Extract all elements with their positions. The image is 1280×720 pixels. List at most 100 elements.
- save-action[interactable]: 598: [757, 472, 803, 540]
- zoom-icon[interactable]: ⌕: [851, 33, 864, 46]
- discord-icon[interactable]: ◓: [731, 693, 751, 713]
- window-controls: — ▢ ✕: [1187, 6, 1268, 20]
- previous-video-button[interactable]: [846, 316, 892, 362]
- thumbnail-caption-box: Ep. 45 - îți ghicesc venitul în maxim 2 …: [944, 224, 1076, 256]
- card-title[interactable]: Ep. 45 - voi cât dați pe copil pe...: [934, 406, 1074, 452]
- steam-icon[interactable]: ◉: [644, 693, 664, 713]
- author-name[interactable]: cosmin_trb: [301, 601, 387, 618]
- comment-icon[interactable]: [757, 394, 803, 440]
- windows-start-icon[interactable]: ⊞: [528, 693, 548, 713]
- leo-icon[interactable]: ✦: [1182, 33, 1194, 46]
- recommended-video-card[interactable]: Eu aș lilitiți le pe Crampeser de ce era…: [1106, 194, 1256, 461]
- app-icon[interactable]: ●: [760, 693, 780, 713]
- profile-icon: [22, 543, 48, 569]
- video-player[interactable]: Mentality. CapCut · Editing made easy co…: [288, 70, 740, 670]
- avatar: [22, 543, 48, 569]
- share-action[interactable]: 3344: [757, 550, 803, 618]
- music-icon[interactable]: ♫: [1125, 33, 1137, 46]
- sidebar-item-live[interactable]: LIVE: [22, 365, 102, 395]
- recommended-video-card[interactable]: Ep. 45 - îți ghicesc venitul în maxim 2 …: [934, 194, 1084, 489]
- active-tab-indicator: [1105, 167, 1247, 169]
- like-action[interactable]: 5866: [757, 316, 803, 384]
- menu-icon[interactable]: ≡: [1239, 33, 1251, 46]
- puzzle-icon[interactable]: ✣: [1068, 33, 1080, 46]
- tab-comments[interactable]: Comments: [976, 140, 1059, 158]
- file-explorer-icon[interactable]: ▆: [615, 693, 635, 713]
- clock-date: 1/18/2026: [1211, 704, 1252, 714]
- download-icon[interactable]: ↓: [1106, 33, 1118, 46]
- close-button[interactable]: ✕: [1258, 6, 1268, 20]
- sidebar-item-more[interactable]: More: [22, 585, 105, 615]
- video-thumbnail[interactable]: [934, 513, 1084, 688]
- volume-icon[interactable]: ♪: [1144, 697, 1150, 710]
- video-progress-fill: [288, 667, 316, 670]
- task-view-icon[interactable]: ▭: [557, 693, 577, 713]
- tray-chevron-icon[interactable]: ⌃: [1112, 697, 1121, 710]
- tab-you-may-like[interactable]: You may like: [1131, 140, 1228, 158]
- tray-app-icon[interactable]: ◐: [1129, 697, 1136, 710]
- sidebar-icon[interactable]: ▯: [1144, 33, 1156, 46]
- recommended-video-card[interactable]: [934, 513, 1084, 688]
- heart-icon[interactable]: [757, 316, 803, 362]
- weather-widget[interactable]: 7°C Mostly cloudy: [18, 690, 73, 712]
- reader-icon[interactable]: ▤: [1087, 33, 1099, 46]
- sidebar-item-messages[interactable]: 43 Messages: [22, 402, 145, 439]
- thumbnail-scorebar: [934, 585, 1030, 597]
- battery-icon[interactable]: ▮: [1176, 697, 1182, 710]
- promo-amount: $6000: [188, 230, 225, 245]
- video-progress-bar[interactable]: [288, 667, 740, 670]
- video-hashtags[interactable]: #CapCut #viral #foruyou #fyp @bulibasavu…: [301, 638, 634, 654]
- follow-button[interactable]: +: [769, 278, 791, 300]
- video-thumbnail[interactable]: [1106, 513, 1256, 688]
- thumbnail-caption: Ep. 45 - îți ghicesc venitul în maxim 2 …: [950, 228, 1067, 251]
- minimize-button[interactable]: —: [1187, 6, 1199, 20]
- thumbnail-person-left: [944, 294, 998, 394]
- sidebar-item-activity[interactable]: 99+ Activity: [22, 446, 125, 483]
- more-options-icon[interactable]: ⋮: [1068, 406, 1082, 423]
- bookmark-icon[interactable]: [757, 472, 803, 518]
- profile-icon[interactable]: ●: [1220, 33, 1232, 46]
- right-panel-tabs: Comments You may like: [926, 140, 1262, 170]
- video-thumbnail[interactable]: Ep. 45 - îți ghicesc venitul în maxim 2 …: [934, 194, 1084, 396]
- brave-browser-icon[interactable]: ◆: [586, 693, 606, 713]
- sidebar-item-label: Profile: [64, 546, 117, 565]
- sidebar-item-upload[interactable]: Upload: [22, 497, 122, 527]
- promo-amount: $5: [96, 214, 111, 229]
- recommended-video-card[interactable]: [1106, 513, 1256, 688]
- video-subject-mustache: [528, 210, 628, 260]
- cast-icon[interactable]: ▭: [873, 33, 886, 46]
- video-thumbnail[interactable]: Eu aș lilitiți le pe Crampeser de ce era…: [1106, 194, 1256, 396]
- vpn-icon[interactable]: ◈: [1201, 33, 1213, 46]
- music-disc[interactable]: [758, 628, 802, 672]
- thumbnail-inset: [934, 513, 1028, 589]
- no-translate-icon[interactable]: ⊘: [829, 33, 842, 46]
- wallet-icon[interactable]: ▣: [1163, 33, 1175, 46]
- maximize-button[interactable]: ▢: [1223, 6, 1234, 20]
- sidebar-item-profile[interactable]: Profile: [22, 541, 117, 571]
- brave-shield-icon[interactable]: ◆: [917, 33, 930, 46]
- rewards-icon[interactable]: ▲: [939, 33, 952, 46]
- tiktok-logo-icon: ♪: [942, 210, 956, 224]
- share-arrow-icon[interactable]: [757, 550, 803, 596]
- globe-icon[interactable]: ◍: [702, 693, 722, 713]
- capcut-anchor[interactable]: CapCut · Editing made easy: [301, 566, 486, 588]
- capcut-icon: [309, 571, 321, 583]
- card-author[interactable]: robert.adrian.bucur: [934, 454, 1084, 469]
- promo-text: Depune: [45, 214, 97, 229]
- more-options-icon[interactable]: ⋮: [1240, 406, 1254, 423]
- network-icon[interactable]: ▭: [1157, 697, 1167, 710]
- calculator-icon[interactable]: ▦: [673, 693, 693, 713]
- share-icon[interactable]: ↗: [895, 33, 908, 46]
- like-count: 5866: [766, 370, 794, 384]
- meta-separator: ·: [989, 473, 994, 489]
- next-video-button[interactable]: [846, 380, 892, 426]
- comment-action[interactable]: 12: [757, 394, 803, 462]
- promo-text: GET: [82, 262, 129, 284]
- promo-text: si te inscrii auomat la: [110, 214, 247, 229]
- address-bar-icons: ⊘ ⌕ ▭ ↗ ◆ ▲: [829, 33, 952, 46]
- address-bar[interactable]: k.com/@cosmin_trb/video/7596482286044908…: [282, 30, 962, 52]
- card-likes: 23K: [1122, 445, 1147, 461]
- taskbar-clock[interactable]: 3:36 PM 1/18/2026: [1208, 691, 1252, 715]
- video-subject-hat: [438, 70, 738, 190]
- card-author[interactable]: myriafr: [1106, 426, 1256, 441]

▬▬▬▬▬▬

What you need to do
What lines in the records contain the word "Crampeser"? Return each one.

Solution to this task
- recommended-video-card[interactable]: Eu aș lilitiți le pe Crampeser de ce era…: [1106, 194, 1256, 461]
- video-thumbnail[interactable]: Eu aș lilitiți le pe Crampeser de ce era…: [1106, 194, 1256, 396]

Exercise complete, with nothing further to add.